↓

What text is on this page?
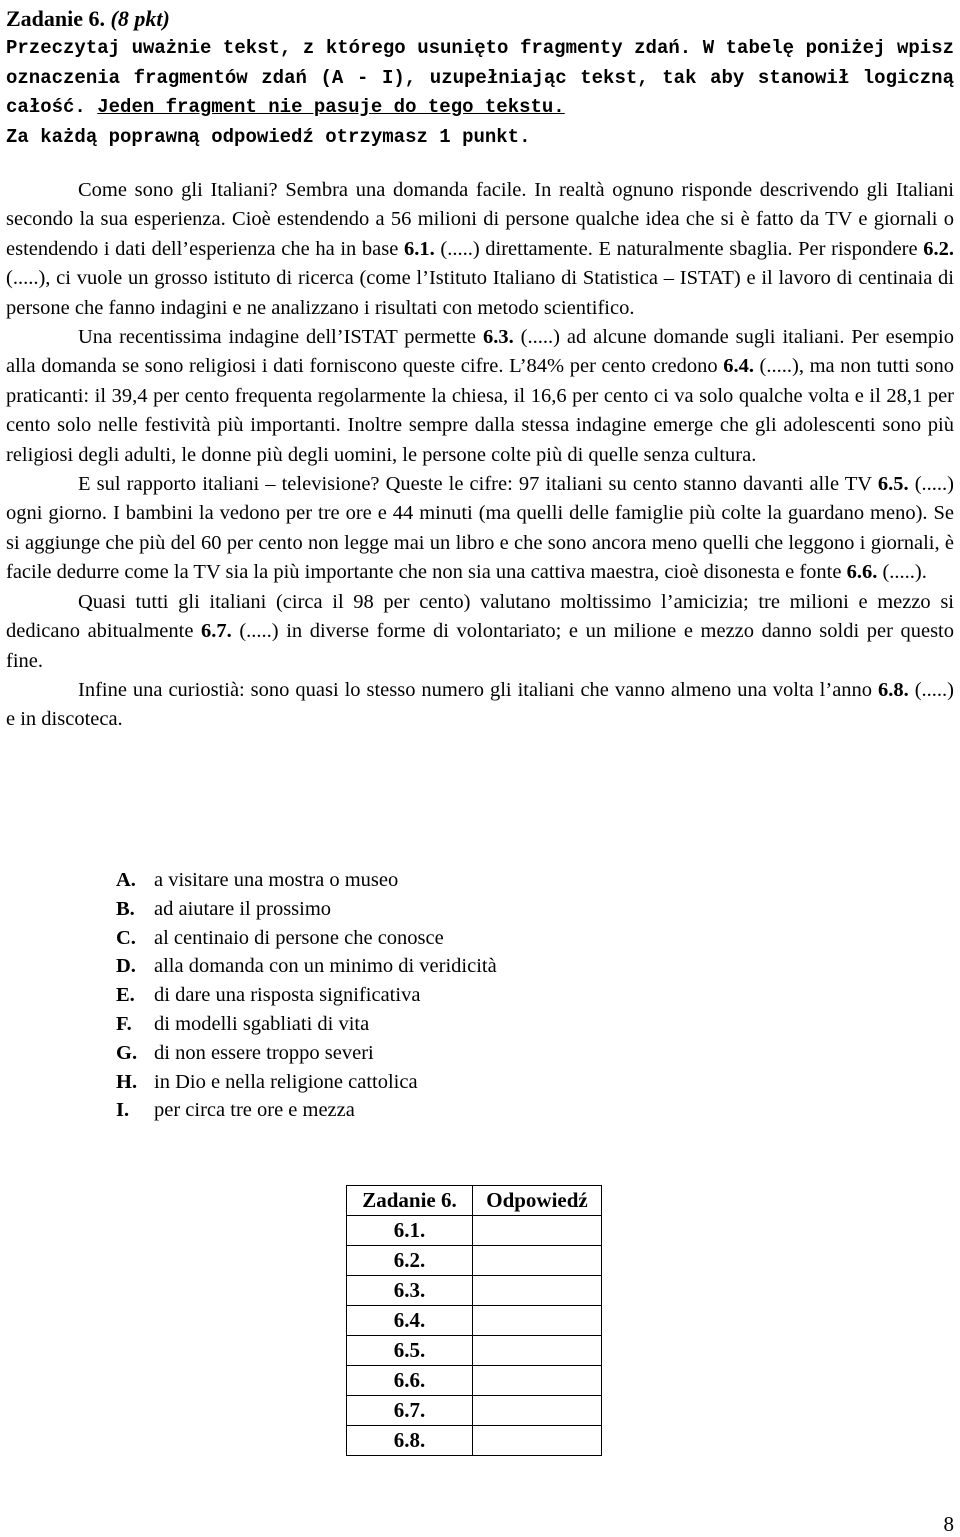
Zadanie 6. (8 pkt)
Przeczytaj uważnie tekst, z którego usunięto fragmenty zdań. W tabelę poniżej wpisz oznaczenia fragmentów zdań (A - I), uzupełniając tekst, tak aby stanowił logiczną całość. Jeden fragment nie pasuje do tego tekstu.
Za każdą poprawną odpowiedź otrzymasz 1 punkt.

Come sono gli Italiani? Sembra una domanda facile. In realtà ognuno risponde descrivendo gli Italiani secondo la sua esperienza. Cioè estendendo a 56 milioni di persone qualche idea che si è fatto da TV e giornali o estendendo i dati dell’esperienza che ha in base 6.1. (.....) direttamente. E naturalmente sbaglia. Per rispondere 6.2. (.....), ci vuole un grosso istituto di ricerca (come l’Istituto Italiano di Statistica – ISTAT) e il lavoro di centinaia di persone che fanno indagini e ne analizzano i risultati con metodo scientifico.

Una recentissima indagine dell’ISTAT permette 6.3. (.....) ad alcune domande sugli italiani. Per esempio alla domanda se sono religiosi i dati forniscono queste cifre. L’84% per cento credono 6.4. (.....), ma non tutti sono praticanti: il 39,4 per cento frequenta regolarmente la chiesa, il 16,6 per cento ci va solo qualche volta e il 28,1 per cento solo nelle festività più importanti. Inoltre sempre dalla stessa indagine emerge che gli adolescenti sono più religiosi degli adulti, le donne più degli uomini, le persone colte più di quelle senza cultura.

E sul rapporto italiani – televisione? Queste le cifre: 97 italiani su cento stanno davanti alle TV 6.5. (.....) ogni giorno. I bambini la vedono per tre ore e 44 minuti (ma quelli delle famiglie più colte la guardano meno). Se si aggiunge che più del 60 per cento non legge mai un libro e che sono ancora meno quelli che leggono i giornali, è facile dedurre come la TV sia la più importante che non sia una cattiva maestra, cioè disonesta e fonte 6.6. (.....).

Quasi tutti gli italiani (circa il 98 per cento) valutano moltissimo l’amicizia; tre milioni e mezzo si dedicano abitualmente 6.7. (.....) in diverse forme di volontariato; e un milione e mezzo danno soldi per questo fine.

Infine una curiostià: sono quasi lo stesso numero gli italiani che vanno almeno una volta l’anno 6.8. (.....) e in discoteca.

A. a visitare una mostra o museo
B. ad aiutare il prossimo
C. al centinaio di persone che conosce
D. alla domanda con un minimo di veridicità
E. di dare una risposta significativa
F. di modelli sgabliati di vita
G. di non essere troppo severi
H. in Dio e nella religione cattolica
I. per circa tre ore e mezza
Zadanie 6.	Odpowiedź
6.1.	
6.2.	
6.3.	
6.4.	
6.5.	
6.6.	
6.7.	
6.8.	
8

↑
↓

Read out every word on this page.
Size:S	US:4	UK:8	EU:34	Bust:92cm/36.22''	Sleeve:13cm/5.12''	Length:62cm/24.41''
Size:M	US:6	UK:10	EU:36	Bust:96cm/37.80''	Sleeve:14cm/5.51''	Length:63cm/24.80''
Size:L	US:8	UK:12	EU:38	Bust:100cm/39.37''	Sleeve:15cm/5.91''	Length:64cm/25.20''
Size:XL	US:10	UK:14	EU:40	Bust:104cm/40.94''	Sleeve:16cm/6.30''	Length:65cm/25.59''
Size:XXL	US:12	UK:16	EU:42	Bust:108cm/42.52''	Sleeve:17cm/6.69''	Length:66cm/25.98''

↑

What is required
From the listing above, return each line with the word "Size".

Response
Size:S	US:4	UK:8	EU:34	Bust:92cm/36.22''	Sleeve:13cm/5.12''	Length:62cm/24.41''
Size:M	US:6	UK:10	EU:36	Bust:96cm/37.80''	Sleeve:14cm/5.51''	Length:63cm/24.80''
Size:L	US:8	UK:12	EU:38	Bust:100cm/39.37''	Sleeve:15cm/5.91''	Length:64cm/25.20''
Size:XL	US:10	UK:14	EU:40	Bust:104cm/40.94''	Sleeve:16cm/6.30''	Length:65cm/25.59''
Size:XXL	US:12	UK:16	EU:42	Bust:108cm/42.52''	Sleeve:17cm/6.69''	Length:66cm/25.98''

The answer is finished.